AIM: Return the entries verbatim and drop every picture.
....................
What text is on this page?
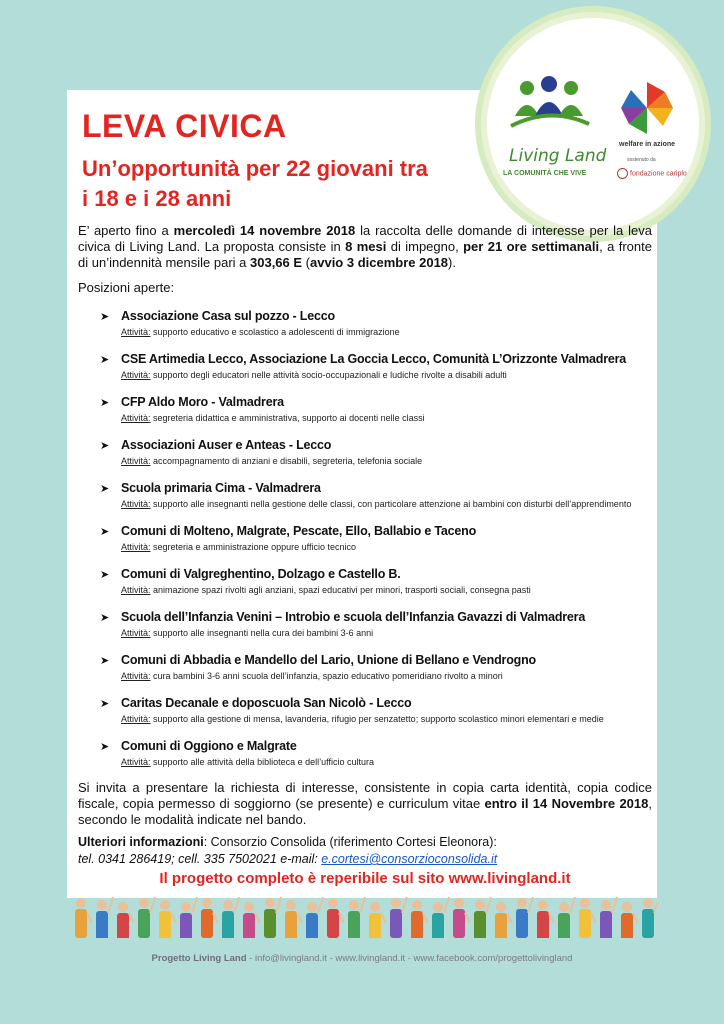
Living Land
LA COMUNITÀ CHE VIVE
welfare in azione
sostenuto da
fondazione cariplo
LEVA CIVICA
Un’opportunità per 22 giovani tra
i 18 e i 28 anni

E’ aperto fino a mercoledì 14 novembre 2018 la raccolta delle domande di interesse per la leva civica di Living Land. La proposta consiste in 8 mesi di impegno, per 21 ore settimanali, a fronte di un’indennità mensile pari a 303,66 E (avvio 3 dicembre 2018).

Posizioni aperte:
➤ Associazione Casa sul pozzo - Lecco
Attività: supporto educativo e scolastico a adolescenti di immigrazione
➤ CSE Artimedia Lecco, Associazione La Goccia Lecco, Comunità L’Orizzonte Valmadrera
Attività: supporto degli educatori nelle attività socio-occupazionali e ludiche rivolte a disabili adulti
➤ CFP Aldo Moro - Valmadrera
Attività: segreteria didattica e amministrativa, supporto ai docenti nelle classi
➤ Associazioni Auser e Anteas - Lecco
Attività: accompagnamento di anziani e disabili, segreteria, telefonia sociale
➤ Scuola primaria Cima - Valmadrera
Attività: supporto alle insegnanti nella gestione delle classi, con particolare attenzione ai bambini con disturbi dell’apprendimento
➤ Comuni di Molteno, Malgrate, Pescate, Ello, Ballabio e Taceno
Attività: segreteria e amministrazione oppure ufficio tecnico
➤ Comuni di Valgreghentino, Dolzago e Castello B.
Attività: animazione spazi rivolti agli anziani, spazi educativi per minori, trasporti sociali, consegna pasti
➤ Scuola dell’Infanzia Venini – Introbio e scuola dell’Infanzia Gavazzi di Valmadrera
Attività: supporto alle insegnanti nella cura dei bambini 3-6 anni
➤ Comuni di Abbadia e Mandello del Lario, Unione di Bellano e Vendrogno
Attività: cura bambini 3-6 anni scuola dell’infanzia, spazio educativo pomeridiano rivolto a minori
➤ Caritas Decanale e doposcuola San Nicolò - Lecco
Attività: supporto alla gestione di mensa, lavanderia, rifugio per senzatetto; supporto scolastico minori elementari e medie
➤ Comuni di Oggiono e Malgrate
Attività: supporto alle attività della biblioteca e dell’ufficio cultura

Si invita a presentare la richiesta di interesse, consistente in copia carta identità, copia codice fiscale, copia permesso di soggiorno (se presente) e curriculum vitae entro il 14 Novembre 2018, secondo le modalità indicate nel bando.

Ulteriori informazioni: Consorzio Consolida (riferimento Cortesi Eleonora):
tel. 0341 286419; cell. 335 7502021 e-mail: e.cortesi@consorzioconsolida.it
Il progetto completo è reperibile sul sito www.livingland.it
Progetto Living Land - info@livingland.it - www.livingland.it - www.facebook.com/progettolivingland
....................
THE ANSWER:
What text is on this page?
Living Land
LA COMUNITÀ CHE VIVE
welfare in azione
sostenuto da
fondazione cariplo
LEVA CIVICA
Un’opportunità per 22 giovani tra
i 18 e i 28 anni

E’ aperto fino a mercoledì 14 novembre 2018 la raccolta delle domande di interesse per la leva civica di Living Land. La proposta consiste in 8 mesi di impegno, per 21 ore settimanali, a fronte di un’indennità mensile pari a 303,66 E (avvio 3 dicembre 2018).

Posizioni aperte:
➤ Associazione Casa sul pozzo - Lecco
Attività: supporto educativo e scolastico a adolescenti di immigrazione
➤ CSE Artimedia Lecco, Associazione La Goccia Lecco, Comunità L’Orizzonte Valmadrera
Attività: supporto degli educatori nelle attività socio-occupazionali e ludiche rivolte a disabili adulti
➤ CFP Aldo Moro - Valmadrera
Attività: segreteria didattica e amministrativa, supporto ai docenti nelle classi
➤ Associazioni Auser e Anteas - Lecco
Attività: accompagnamento di anziani e disabili, segreteria, telefonia sociale
➤ Scuola primaria Cima - Valmadrera
Attività: supporto alle insegnanti nella gestione delle classi, con particolare attenzione ai bambini con disturbi dell’apprendimento
➤ Comuni di Molteno, Malgrate, Pescate, Ello, Ballabio e Taceno
Attività: segreteria e amministrazione oppure ufficio tecnico
➤ Comuni di Valgreghentino, Dolzago e Castello B.
Attività: animazione spazi rivolti agli anziani, spazi educativi per minori, trasporti sociali, consegna pasti
➤ Scuola dell’Infanzia Venini – Introbio e scuola dell’Infanzia Gavazzi di Valmadrera
Attività: supporto alle insegnanti nella cura dei bambini 3-6 anni
➤ Comuni di Abbadia e Mandello del Lario, Unione di Bellano e Vendrogno
Attività: cura bambini 3-6 anni scuola dell’infanzia, spazio educativo pomeridiano rivolto a minori
➤ Caritas Decanale e doposcuola San Nicolò - Lecco
Attività: supporto alla gestione di mensa, lavanderia, rifugio per senzatetto; supporto scolastico minori elementari e medie
➤ Comuni di Oggiono e Malgrate
Attività: supporto alle attività della biblioteca e dell’ufficio cultura

Si invita a presentare la richiesta di interesse, consistente in copia carta identità, copia codice fiscale, copia permesso di soggiorno (se presente) e curriculum vitae entro il 14 Novembre 2018, secondo le modalità indicate nel bando.

Ulteriori informazioni: Consorzio Consolida (riferimento Cortesi Eleonora):
tel. 0341 286419; cell. 335 7502021 e-mail: e.cortesi@consorzioconsolida.it
Il progetto completo è reperibile sul sito www.livingland.it
Progetto Living Land - info@livingland.it - www.livingland.it - www.facebook.com/progettolivingland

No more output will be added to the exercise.